> _REQUEST_: From the entries provided below, copy each line that contains the word "help".

> _MATERIAL SUPPLIED_:
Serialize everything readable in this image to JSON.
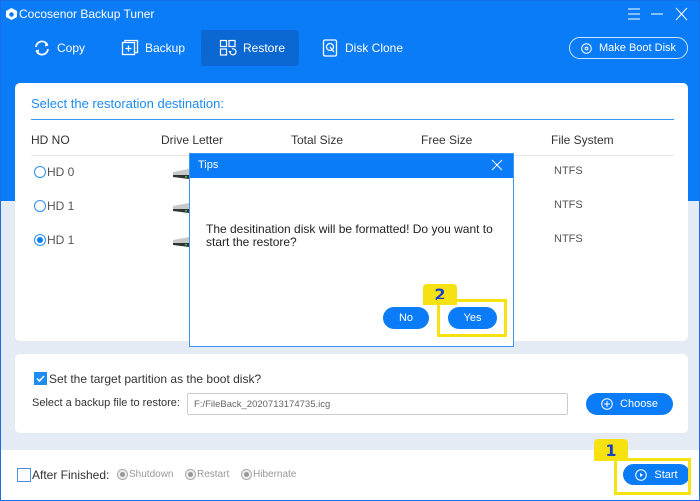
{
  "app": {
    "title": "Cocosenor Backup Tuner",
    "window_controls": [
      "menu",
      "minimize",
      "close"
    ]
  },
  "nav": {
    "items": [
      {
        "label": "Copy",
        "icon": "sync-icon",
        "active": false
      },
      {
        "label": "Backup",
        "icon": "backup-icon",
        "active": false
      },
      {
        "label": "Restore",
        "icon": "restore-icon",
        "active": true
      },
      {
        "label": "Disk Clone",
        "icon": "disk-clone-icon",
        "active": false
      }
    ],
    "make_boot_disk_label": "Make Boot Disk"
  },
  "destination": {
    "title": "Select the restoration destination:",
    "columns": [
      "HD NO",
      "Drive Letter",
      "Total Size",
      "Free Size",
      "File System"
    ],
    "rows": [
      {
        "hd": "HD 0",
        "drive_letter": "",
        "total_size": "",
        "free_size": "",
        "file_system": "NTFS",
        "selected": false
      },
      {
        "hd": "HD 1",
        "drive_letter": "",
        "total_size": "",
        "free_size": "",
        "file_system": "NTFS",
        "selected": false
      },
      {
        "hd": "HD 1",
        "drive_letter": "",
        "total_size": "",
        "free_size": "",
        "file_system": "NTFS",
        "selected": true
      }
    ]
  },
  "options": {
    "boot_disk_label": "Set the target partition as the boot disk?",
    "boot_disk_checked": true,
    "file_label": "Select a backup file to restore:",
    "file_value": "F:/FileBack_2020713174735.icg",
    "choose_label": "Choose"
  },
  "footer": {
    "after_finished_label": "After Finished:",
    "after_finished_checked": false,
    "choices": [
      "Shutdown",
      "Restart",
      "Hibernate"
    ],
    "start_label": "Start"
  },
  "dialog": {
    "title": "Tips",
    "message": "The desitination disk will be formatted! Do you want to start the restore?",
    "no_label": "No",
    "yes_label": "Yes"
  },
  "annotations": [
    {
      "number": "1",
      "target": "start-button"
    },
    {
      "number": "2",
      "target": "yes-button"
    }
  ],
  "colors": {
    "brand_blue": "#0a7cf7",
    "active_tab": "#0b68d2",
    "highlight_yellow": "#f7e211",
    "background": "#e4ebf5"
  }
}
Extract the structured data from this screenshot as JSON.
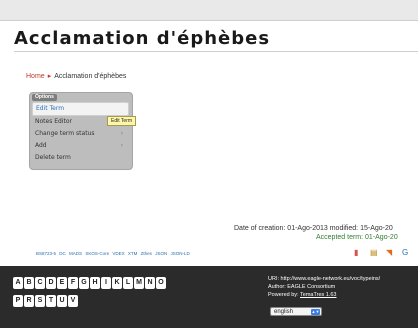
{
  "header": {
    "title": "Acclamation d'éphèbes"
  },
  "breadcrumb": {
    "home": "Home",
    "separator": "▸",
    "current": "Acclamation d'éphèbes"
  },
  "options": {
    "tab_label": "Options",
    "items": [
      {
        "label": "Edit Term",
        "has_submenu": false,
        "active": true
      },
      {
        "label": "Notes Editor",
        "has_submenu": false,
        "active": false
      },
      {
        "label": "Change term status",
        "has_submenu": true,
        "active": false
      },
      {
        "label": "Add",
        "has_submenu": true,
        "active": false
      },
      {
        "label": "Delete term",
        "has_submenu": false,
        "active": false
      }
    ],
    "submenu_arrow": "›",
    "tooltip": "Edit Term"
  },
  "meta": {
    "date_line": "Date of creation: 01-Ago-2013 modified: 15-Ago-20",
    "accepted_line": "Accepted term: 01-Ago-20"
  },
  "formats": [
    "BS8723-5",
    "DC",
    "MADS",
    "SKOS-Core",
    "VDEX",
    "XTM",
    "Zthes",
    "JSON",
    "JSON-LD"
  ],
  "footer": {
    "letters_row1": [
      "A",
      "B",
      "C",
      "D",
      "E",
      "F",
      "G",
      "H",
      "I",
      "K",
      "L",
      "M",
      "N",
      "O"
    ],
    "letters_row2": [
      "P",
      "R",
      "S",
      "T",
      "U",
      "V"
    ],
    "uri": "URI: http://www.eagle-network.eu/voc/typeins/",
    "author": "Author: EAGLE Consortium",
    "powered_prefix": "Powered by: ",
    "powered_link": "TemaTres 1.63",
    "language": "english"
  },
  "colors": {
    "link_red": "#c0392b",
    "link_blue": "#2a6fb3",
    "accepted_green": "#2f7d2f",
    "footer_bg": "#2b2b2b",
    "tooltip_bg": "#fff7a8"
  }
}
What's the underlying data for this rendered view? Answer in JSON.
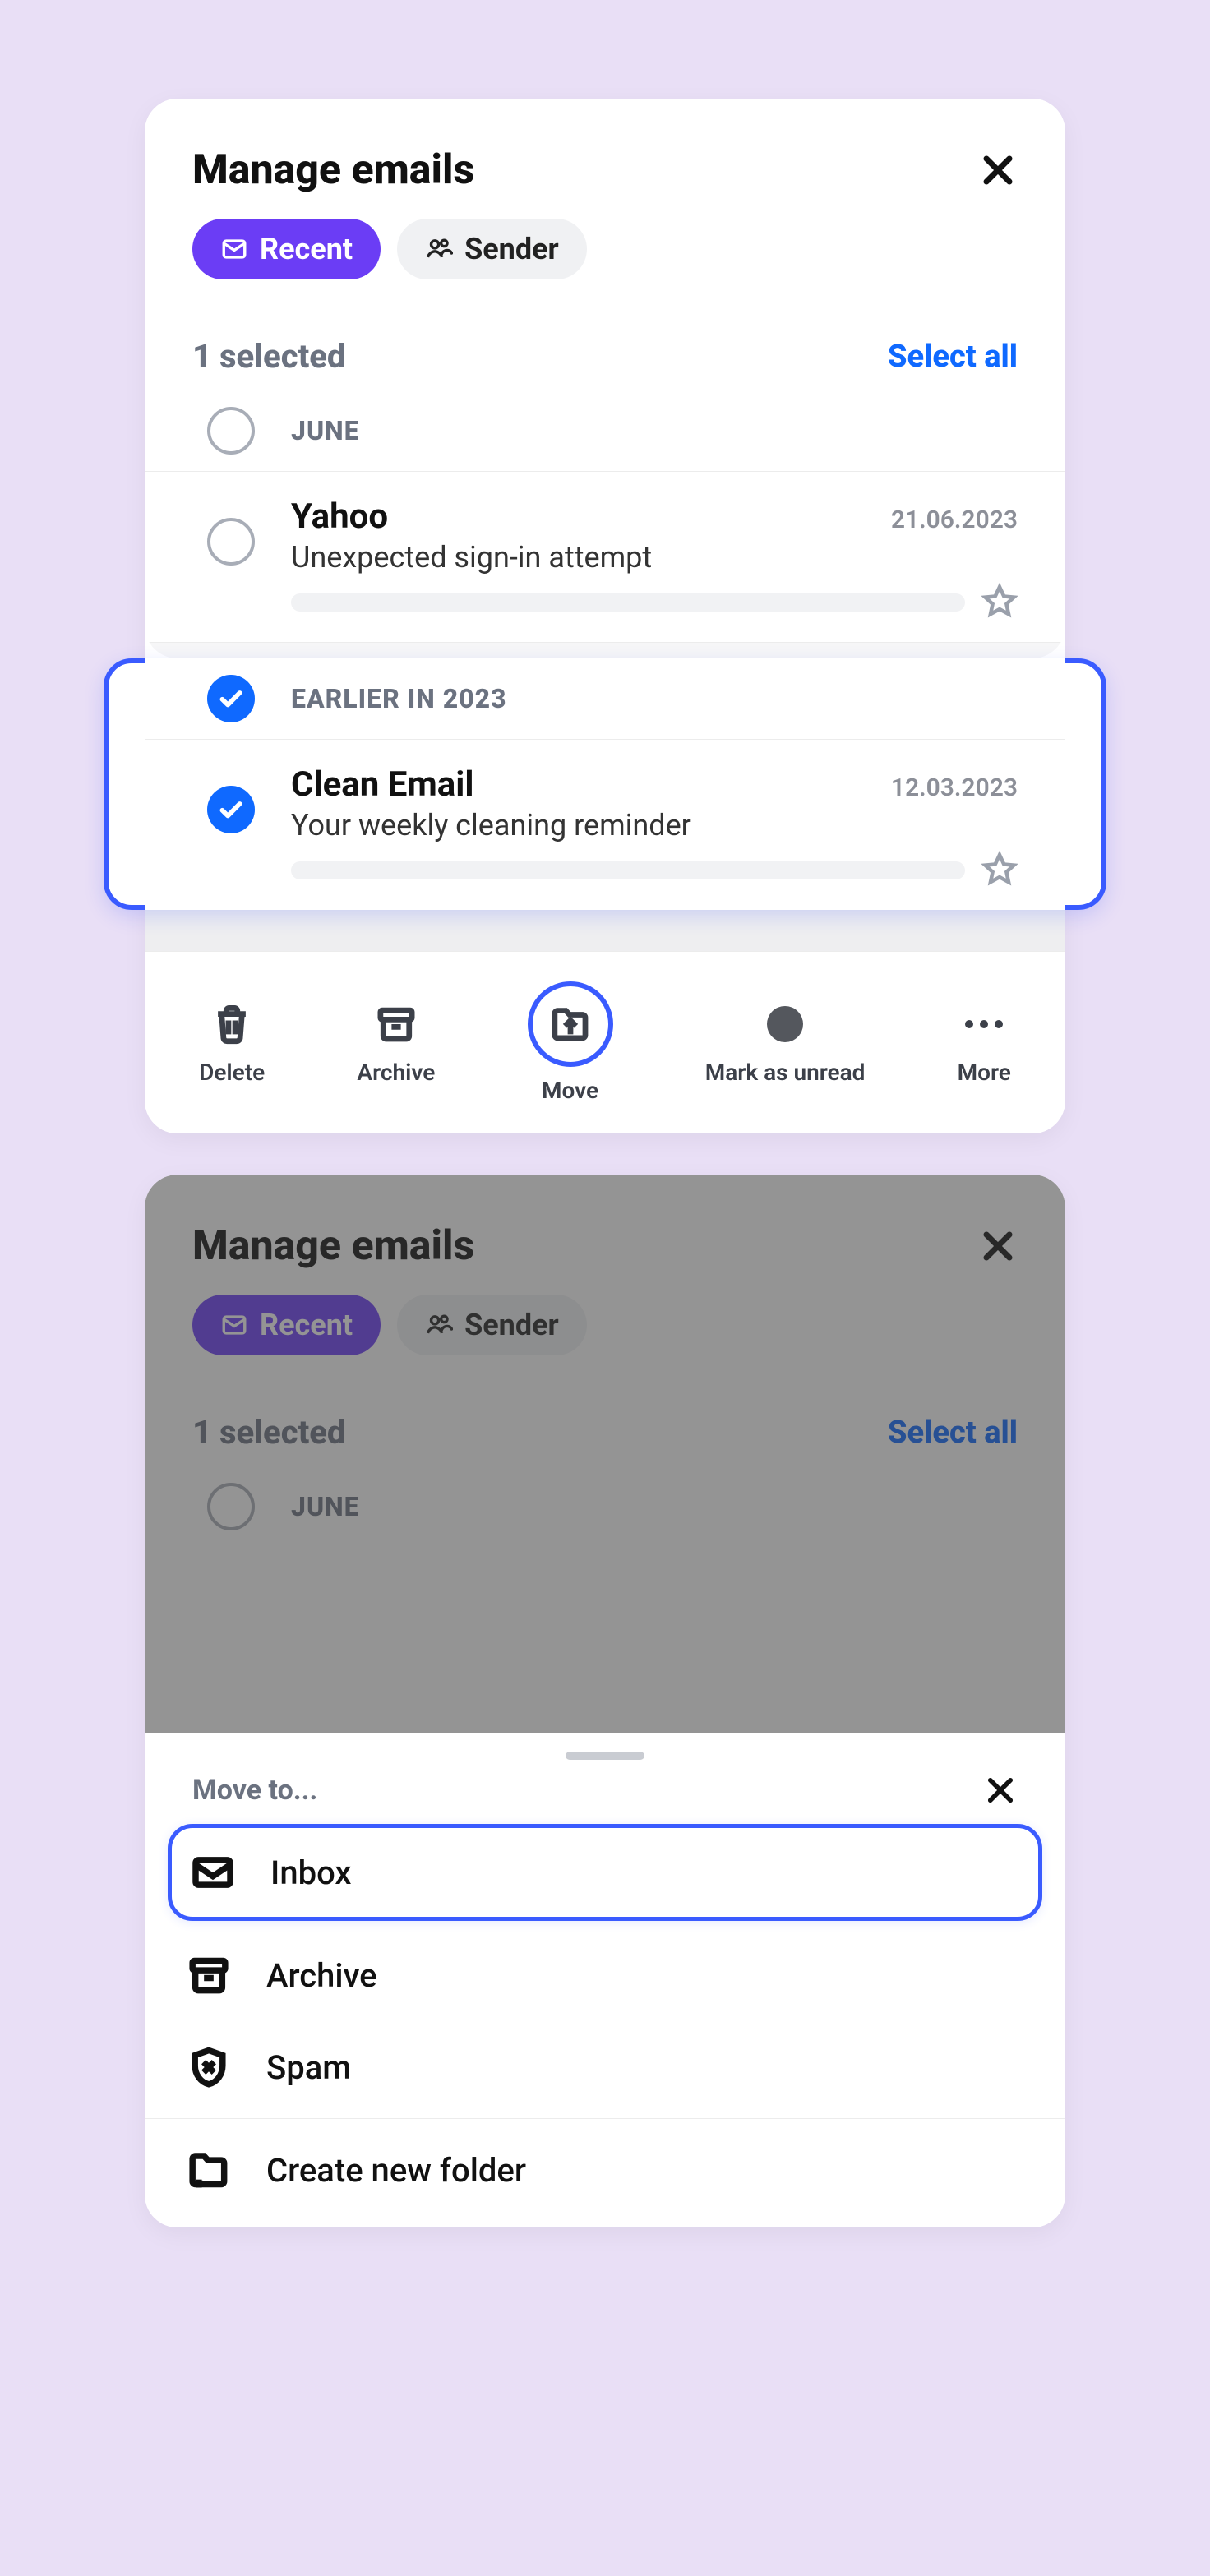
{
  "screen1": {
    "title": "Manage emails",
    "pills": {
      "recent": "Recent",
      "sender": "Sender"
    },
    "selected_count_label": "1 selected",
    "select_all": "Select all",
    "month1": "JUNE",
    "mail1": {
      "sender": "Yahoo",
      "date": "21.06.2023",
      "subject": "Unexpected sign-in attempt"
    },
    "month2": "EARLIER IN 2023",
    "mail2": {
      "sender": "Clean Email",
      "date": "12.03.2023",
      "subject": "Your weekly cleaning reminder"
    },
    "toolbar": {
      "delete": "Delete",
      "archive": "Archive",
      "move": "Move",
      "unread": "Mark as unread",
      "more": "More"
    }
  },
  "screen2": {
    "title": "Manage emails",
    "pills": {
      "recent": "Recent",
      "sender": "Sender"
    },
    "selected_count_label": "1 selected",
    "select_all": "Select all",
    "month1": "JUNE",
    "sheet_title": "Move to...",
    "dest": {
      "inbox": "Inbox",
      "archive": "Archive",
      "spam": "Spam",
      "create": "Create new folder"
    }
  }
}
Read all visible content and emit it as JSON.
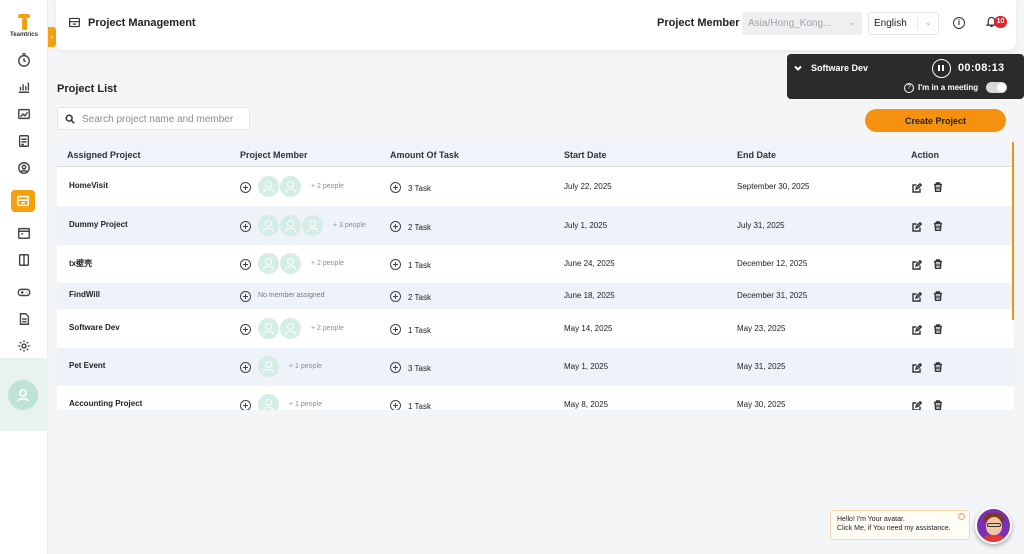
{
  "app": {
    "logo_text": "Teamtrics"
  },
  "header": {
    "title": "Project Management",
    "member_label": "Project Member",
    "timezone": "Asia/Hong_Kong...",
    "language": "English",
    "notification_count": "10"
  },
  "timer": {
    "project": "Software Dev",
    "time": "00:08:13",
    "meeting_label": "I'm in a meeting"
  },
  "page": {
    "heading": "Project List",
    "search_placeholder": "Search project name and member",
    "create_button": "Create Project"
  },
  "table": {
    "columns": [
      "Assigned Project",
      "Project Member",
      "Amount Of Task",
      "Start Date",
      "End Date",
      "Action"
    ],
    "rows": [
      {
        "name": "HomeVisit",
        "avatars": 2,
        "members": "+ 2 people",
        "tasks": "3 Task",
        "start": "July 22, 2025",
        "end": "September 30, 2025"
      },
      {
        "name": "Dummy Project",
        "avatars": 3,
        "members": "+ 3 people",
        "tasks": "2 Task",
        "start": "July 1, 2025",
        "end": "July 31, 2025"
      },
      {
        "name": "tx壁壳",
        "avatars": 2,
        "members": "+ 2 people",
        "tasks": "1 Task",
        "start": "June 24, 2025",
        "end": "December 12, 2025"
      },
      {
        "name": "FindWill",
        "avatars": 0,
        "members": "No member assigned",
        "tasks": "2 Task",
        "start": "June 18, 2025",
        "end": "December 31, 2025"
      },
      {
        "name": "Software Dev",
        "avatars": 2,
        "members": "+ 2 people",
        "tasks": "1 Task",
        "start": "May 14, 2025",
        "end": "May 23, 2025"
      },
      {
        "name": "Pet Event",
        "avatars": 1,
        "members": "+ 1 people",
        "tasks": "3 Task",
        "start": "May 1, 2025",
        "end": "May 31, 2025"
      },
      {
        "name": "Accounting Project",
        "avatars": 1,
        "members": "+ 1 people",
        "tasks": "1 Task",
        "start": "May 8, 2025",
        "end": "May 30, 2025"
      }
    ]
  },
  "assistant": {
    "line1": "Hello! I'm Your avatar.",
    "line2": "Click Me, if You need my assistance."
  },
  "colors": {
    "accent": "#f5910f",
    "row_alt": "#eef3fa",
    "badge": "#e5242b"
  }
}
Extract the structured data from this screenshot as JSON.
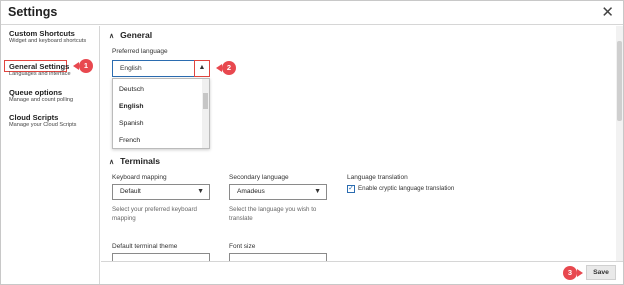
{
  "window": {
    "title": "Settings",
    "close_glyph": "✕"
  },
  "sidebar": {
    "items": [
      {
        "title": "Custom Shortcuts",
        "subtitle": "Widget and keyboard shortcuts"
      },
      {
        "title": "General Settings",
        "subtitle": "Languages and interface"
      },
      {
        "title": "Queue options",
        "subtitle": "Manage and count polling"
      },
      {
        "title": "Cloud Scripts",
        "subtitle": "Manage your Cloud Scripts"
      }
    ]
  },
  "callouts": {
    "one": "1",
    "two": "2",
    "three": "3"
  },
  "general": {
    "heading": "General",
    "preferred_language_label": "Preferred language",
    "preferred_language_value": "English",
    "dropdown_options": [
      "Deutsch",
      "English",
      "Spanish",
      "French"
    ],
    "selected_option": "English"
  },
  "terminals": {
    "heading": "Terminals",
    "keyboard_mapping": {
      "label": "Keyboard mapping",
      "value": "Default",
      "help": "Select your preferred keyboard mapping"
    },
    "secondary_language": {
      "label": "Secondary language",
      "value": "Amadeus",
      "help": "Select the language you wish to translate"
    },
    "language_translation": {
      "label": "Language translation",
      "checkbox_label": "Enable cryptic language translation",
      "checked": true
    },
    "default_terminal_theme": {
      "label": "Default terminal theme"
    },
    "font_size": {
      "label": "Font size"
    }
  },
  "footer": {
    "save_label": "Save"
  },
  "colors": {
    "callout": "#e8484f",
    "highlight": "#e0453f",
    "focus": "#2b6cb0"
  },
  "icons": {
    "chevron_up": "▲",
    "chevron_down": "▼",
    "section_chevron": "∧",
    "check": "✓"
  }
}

> _TASK RESPONSE_:
      "help": "Select your preferred keyboard mapping"
      "help": "Select the language you wish to translate"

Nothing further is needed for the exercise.